▸ Selected text
Question

I'm new to clojure and have been working with enlive to transform text nodes of html documents. My end goal is to convert the structure back into html, tags and all.

I'm currently able to take the structmap returned by enlive-html/html-resource and transform it back to html using

(apply str (html/emit* nodes))

where nodes is the structmap.

I'm also able to transform the structmap's :content text nodes as I wish. However, after transforming the content text nodes of the structmap, I end up with a lazyseq of MapEntries. I want to transform this back into a structmap so I can use emit* on it. This is a little tricky because the lazyseqs & structmaps are nested.

tldr:

How do I transform:

([:tag :html]
 [:attrs nil]
 [:content
  ("\n"
   ([:tag :head]
    [:attrs nil]
    [:content
     ("\n  "

▸ Data provided
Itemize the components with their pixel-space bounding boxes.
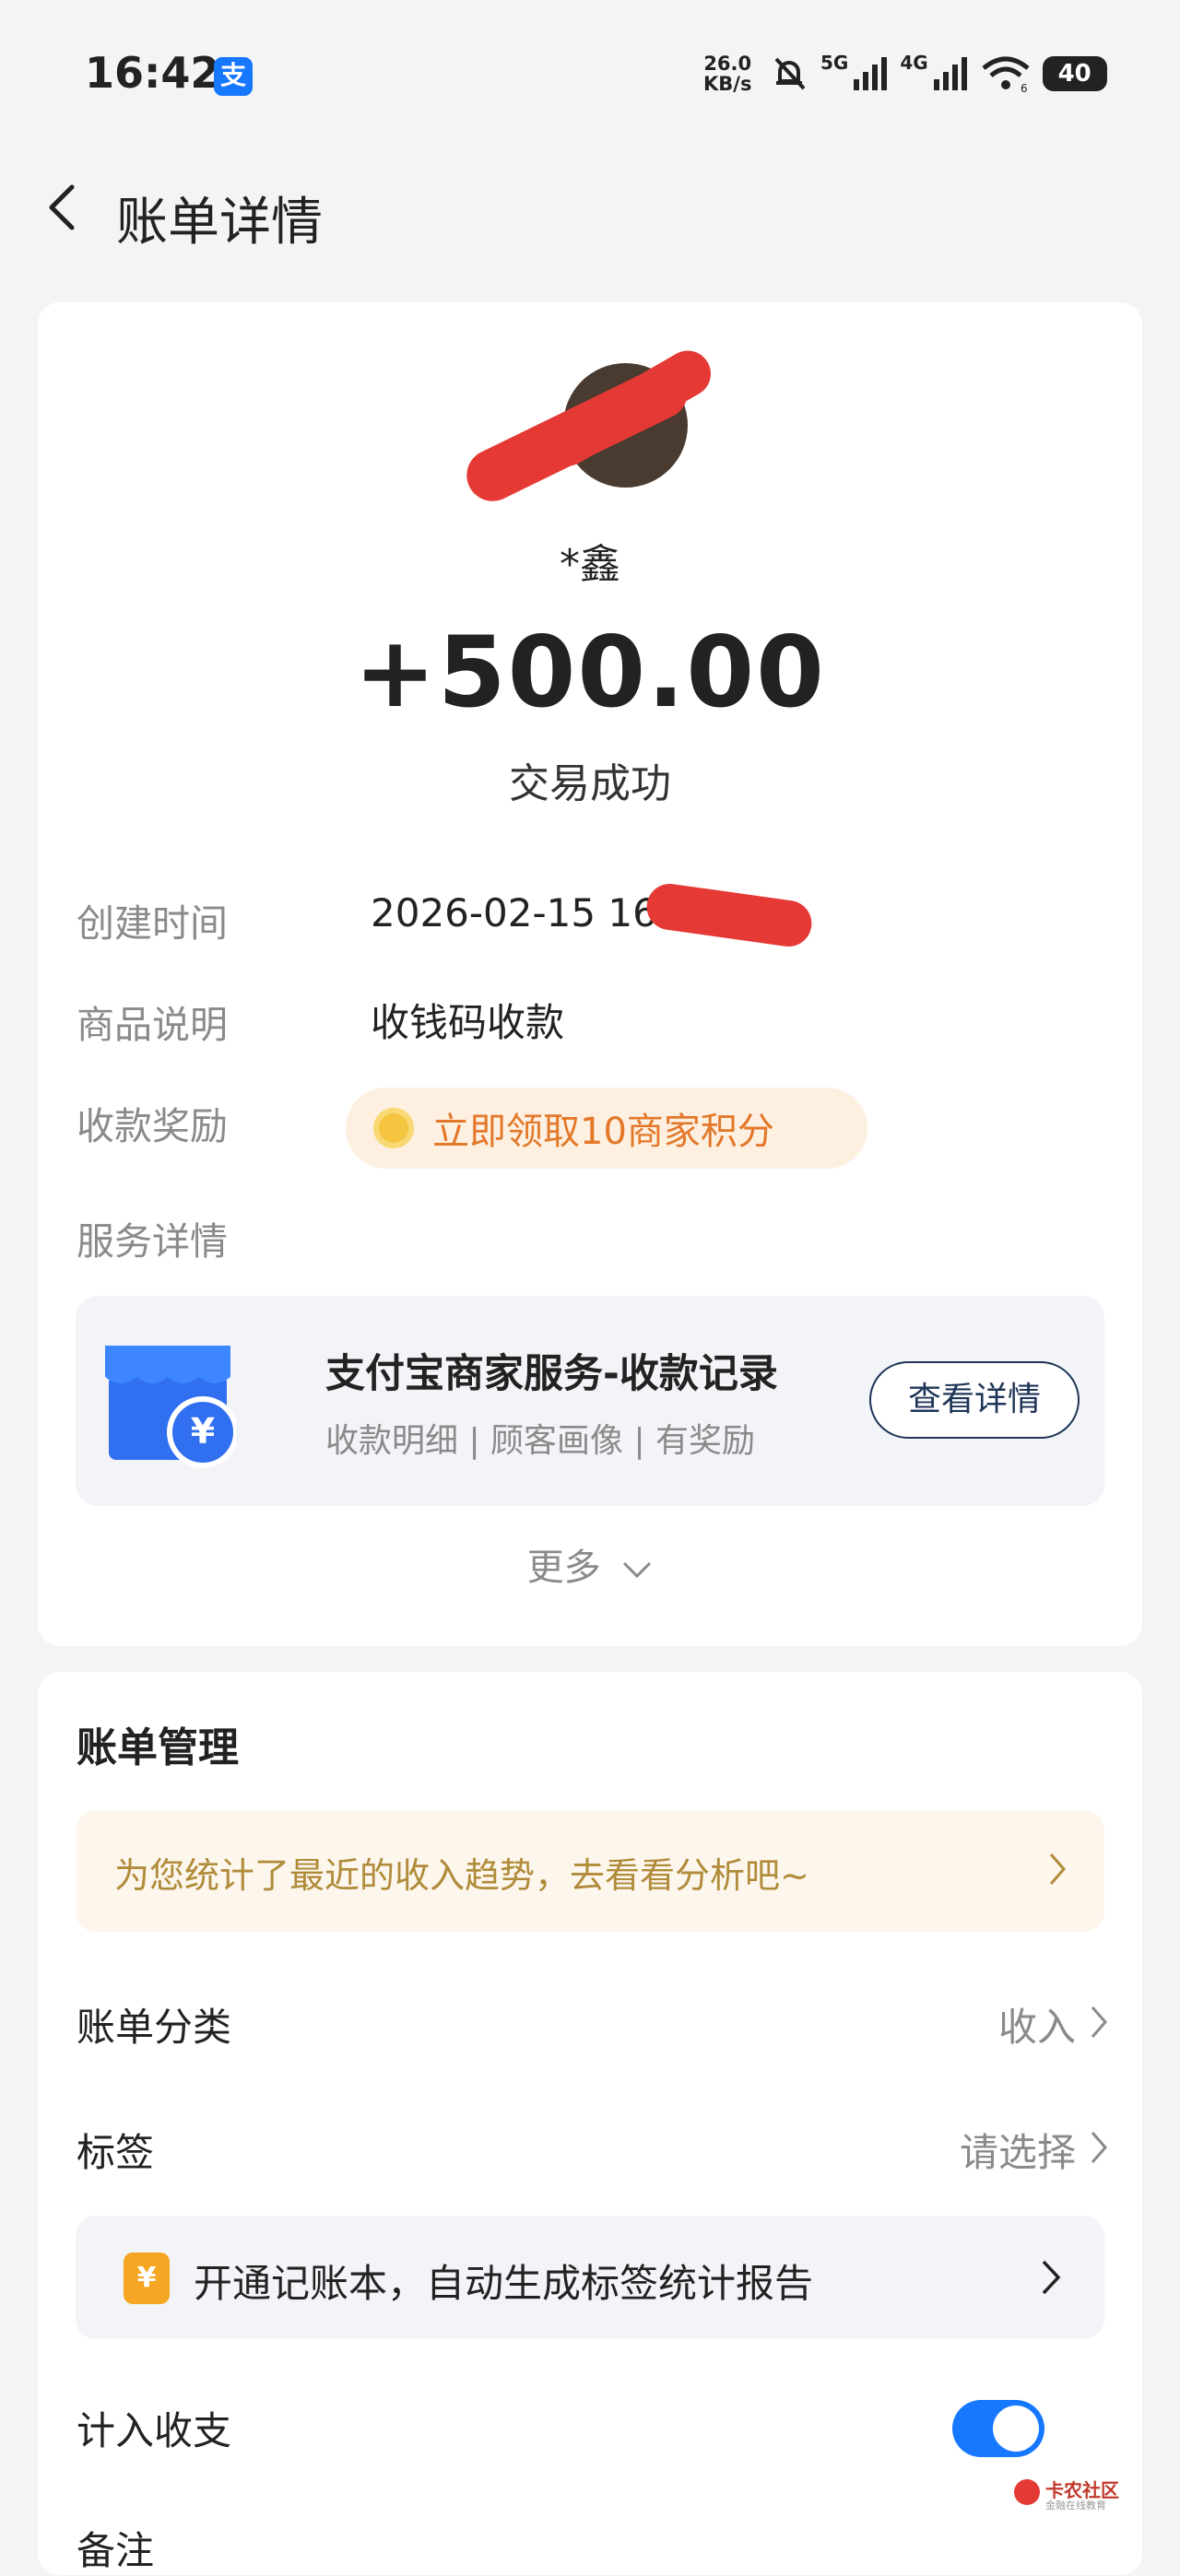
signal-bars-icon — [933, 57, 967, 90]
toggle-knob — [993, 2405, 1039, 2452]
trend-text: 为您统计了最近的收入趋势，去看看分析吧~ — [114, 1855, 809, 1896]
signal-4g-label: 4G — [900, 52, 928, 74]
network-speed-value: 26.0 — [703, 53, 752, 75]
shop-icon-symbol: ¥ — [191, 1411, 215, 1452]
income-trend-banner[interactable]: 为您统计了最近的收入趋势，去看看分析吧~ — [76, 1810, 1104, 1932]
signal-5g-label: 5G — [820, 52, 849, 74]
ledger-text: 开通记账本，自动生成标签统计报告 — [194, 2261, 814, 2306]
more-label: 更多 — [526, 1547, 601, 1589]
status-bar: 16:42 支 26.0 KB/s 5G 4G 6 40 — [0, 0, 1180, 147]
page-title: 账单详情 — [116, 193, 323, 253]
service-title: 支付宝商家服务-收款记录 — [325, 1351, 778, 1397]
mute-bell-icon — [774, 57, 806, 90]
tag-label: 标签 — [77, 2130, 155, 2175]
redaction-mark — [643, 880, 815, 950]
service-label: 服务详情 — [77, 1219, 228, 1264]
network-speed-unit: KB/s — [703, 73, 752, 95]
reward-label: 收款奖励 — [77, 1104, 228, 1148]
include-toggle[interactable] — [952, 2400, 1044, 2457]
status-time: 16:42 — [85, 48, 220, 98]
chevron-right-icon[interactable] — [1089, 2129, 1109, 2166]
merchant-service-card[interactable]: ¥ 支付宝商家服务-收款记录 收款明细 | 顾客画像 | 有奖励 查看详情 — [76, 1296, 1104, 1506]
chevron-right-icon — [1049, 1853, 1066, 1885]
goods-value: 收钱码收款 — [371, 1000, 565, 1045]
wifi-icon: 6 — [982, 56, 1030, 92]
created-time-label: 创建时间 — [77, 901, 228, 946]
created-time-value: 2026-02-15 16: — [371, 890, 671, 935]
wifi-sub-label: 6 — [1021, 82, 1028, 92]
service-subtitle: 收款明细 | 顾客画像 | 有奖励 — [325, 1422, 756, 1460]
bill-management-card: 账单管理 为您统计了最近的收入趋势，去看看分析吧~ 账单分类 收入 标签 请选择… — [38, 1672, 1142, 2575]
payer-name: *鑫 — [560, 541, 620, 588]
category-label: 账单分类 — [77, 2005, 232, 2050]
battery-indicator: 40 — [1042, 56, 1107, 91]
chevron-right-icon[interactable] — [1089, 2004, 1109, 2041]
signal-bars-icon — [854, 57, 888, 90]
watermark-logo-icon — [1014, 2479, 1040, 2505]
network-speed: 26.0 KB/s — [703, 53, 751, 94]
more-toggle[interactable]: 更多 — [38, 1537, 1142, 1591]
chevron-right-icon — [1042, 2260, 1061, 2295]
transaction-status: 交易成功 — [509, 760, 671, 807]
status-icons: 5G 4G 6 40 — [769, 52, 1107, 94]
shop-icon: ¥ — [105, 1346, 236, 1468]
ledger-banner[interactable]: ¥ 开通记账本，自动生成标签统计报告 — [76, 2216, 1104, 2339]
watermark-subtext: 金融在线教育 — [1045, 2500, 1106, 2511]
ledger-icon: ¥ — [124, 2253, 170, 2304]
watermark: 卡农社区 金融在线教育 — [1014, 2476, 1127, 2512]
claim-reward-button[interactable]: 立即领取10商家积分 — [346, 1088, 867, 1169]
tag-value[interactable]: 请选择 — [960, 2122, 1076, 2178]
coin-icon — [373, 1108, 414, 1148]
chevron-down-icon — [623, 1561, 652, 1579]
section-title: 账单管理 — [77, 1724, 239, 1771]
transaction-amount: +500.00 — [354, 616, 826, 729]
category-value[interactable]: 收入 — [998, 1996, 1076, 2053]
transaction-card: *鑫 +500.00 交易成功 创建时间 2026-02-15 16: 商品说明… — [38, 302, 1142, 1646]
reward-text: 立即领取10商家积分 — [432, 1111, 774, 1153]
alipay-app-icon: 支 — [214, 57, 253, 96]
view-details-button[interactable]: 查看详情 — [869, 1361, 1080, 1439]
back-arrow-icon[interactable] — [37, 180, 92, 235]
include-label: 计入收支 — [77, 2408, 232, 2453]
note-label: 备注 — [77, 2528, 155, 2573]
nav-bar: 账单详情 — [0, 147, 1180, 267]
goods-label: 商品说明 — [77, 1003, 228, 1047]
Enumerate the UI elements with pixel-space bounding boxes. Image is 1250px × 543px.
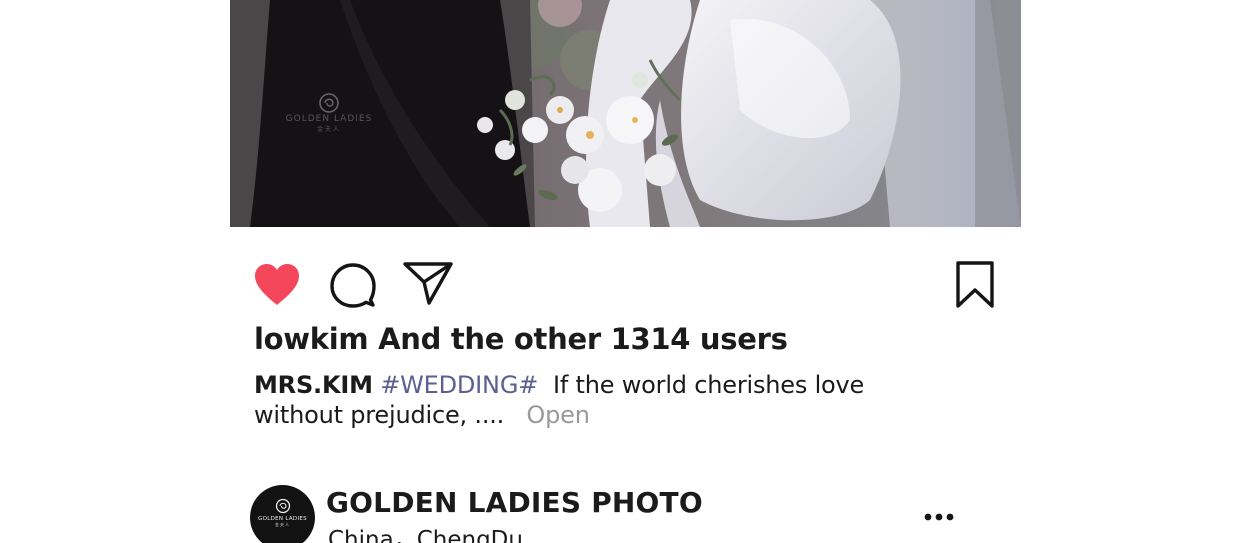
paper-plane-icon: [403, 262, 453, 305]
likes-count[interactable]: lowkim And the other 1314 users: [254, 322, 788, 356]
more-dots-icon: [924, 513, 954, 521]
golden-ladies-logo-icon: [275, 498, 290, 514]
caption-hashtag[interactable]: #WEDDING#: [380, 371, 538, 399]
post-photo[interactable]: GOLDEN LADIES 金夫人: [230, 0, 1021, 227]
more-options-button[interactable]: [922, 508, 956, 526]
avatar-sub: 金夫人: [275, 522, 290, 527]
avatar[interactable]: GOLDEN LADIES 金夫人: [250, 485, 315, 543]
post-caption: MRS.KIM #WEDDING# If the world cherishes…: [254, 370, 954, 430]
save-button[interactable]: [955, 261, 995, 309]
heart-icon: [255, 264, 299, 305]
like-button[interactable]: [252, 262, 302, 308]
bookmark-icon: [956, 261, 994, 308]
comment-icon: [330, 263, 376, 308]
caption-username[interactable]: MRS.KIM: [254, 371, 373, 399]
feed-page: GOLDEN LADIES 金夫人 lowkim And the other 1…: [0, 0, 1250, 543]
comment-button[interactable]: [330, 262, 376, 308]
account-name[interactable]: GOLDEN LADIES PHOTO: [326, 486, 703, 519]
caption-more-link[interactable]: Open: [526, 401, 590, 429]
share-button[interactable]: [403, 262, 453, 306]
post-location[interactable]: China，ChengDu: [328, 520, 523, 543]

▸ Problems and tasks
#1 Using only the Clojure question, decide whether each statement agrees with it. For each one, answer yes or no and quote the words that settle it. (a) The writer can already turn the structmap from enlive-html/html-resource back into html. (b) After transforming the content text nodes, the writer is left with a vector of MapEntries. (c) The writer's end goal is to get the structure back as html, tags included.
#2 Duplicate the passage of the Clojure question from "I'm new to clojure" up to and including "tags and all.".

▸ Results for each task
#1
(a) Yes: "I'm currently able to take the structmap returned by enlive-html/html-resource and transform it back to html using"
(b) No: "I end up with a lazyseq of MapEntries"
(c) Yes: "My end goal is to convert the structure back into html, tags and all."

#2
I'm new to clojure and have been working with enlive to transform text nodes of html documents. My end goal is to convert the structure back into html, tags and all.